**SET PROBLEM:**
Exactly reproduce each entry, leaving out nothing.

Data entries

******

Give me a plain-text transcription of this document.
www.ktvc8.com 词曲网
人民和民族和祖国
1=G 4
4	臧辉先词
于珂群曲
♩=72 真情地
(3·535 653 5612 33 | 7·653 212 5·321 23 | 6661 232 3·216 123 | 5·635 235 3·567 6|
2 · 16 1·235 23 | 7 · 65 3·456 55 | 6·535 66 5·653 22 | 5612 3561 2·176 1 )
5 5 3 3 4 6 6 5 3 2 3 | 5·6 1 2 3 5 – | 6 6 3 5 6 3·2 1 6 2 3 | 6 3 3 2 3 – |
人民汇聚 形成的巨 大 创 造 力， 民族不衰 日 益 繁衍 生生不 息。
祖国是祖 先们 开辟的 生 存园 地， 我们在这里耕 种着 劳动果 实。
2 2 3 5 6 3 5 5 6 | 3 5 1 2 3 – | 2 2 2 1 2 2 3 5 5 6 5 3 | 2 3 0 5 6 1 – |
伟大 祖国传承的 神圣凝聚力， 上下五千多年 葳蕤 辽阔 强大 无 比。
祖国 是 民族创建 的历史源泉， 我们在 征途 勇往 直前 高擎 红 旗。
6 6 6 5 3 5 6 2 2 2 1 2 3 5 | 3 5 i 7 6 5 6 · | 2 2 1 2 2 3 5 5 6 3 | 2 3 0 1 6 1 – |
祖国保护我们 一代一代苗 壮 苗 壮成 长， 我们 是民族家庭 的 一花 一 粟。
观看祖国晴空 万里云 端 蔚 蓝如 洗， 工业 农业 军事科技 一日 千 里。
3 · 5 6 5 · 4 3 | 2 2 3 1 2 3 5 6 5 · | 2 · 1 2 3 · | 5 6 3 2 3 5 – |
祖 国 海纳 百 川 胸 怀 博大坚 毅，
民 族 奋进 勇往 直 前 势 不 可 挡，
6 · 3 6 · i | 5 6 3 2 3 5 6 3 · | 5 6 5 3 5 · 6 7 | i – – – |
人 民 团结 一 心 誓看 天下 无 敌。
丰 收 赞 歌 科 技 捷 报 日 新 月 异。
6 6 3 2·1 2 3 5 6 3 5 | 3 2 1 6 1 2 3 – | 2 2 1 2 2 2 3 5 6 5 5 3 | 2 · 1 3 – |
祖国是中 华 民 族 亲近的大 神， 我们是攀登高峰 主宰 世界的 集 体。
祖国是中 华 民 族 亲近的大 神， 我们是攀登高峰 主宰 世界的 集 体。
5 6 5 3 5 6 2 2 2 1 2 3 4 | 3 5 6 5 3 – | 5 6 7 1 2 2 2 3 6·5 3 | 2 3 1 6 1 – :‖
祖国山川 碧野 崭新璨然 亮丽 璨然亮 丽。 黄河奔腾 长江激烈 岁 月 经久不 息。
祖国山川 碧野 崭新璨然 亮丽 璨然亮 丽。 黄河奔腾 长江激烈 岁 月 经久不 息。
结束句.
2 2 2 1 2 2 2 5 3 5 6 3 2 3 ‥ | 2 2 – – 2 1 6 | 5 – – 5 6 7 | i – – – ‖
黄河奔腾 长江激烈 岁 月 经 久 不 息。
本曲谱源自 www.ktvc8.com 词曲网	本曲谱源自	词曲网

******

**COMPLETE ANSWER:**
Give me a plain-text transcription of this document.
www.ktvc8.com 词曲网
人民和民族和祖国
1=G 4
4	臧辉先词
于珂群曲
♩=72 真情地
(3·535 653 5612 33 | 7·653 212 5·321 23 | 6661 232 3·216 123 | 5·635 235 3·567 6|
2 · 16 1·235 23 | 7 · 65 3·456 55 | 6·535 66 5·653 22 | 5612 3561 2·176 1 )
5 5 3 3 4 6 6 5 3 2 3 | 5·6 1 2 3 5 – | 6 6 3 5 6 3·2 1 6 2 3 | 6 3 3 2 3 – |
人民汇聚 形成的巨 大 创 造 力， 民族不衰 日 益 繁衍 生生不 息。
祖国是祖 先们 开辟的 生 存园 地， 我们在这里耕 种着 劳动果 实。
2 2 3 5 6 3 5 5 6 | 3 5 1 2 3 – | 2 2 2 1 2 2 3 5 5 6 5 3 | 2 3 0 5 6 1 – |
伟大 祖国传承的 神圣凝聚力， 上下五千多年 葳蕤 辽阔 强大 无 比。
祖国 是 民族创建 的历史源泉， 我们在 征途 勇往 直前 高擎 红 旗。
6 6 6 5 3 5 6 2 2 2 1 2 3 5 | 3 5 i 7 6 5 6 · | 2 2 1 2 2 3 5 5 6 3 | 2 3 0 1 6 1 – |
祖国保护我们 一代一代苗 壮 苗 壮成 长， 我们 是民族家庭 的 一花 一 粟。
观看祖国晴空 万里云 端 蔚 蓝如 洗， 工业 农业 军事科技 一日 千 里。
3 · 5 6 5 · 4 3 | 2 2 3 1 2 3 5 6 5 · | 2 · 1 2 3 · | 5 6 3 2 3 5 – |
祖 国 海纳 百 川 胸 怀 博大坚 毅，
民 族 奋进 勇往 直 前 势 不 可 挡，
6 · 3 6 · i | 5 6 3 2 3 5 6 3 · | 5 6 5 3 5 · 6 7 | i – – – |
人 民 团结 一 心 誓看 天下 无 敌。
丰 收 赞 歌 科 技 捷 报 日 新 月 异。
6 6 3 2·1 2 3 5 6 3 5 | 3 2 1 6 1 2 3 – | 2 2 1 2 2 2 3 5 6 5 5 3 | 2 · 1 3 – |
祖国是中 华 民 族 亲近的大 神， 我们是攀登高峰 主宰 世界的 集 体。
祖国是中 华 民 族 亲近的大 神， 我们是攀登高峰 主宰 世界的 集 体。
5 6 5 3 5 6 2 2 2 1 2 3 4 | 3 5 6 5 3 – | 5 6 7 1 2 2 2 3 6·5 3 | 2 3 1 6 1 – :‖
祖国山川 碧野 崭新璨然 亮丽 璨然亮 丽。 黄河奔腾 长江激烈 岁 月 经久不 息。
祖国山川 碧野 崭新璨然 亮丽 璨然亮 丽。 黄河奔腾 长江激烈 岁 月 经久不 息。
结束句.
2 2 2 1 2 2 2 5 3 5 6 3 2 3 ‥ | 2 2 – – 2 1 6 | 5 – – 5 6 7 | i – – – ‖
黄河奔腾 长江激烈 岁 月 经 久 不 息。
本曲谱源自 www.ktvc8.com 词曲网	本曲谱源自	词曲网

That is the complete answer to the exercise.